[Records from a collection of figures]
——————

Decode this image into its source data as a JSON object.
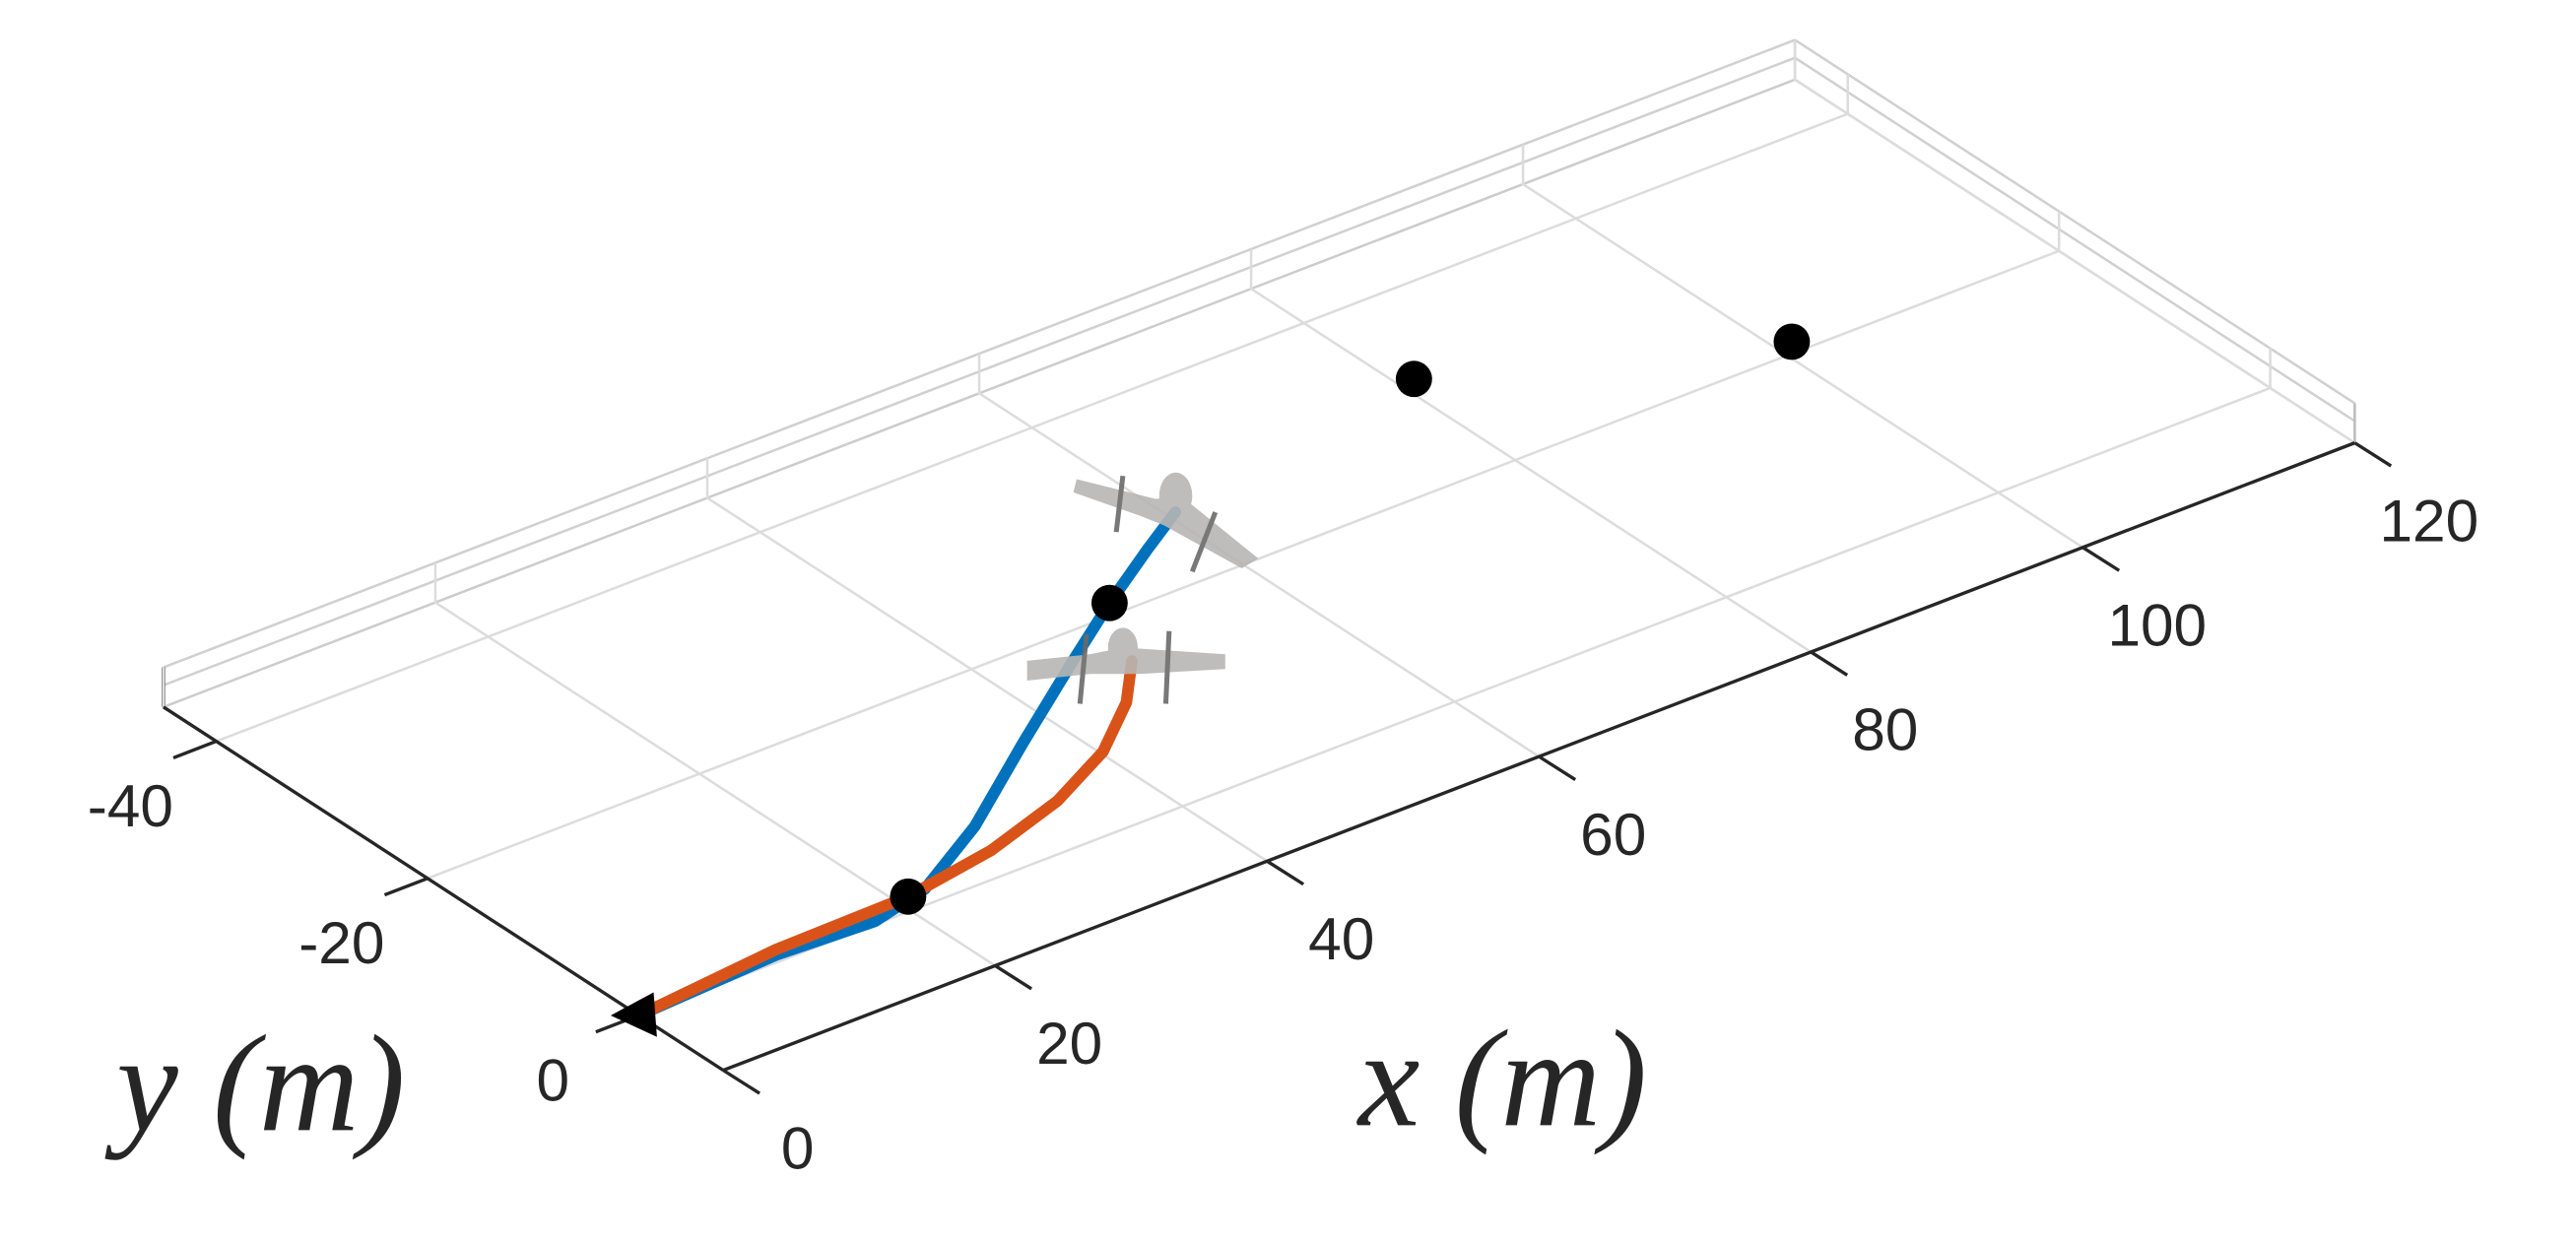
{
  "chart_data": {
    "type": "line3d",
    "xlabel": "x (m)",
    "ylabel": "y (m)",
    "xlim": [
      0,
      120
    ],
    "ylim": [
      -45,
      8
    ],
    "xticks": [
      0,
      20,
      40,
      60,
      80,
      100,
      120
    ],
    "yticks": [
      -40,
      -20,
      0
    ],
    "grid": true,
    "series": [
      {
        "color": "#0072bd",
        "x": [
          0,
          10.7,
          17.6,
          22.2,
          29.0,
          37.1,
          45.3,
          51.1,
          56.7,
          60.6
        ],
        "y": [
          0,
          -0.7,
          -0.3,
          -1.5,
          -5.5,
          -11.4,
          -17.2,
          -21.2,
          -24.8,
          -27.2
        ]
      },
      {
        "color": "#d95319",
        "x": [
          0,
          11.0,
          20.9,
          28.0,
          34.6,
          40.2,
          44.8,
          48.0
        ],
        "y": [
          0,
          -1.2,
          -1.4,
          -2.7,
          -4.9,
          -7.8,
          -11.5,
          -15.1
        ]
      }
    ],
    "waypoints": {
      "color": "#000000",
      "x": [
        20.9,
        51.1,
        81.1,
        101.2
      ],
      "y": [
        -1.4,
        -21.2,
        -31.0,
        -21.1
      ]
    },
    "start": {
      "color": "#000000",
      "x": 0,
      "y": 0
    }
  }
}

——————

*Stated exercise*. Return each line of the listing that holds the string "color".

*Result*.
        "color": "#0072bd",
        "color": "#d95319",
      "color": "#000000",
      "color": "#000000",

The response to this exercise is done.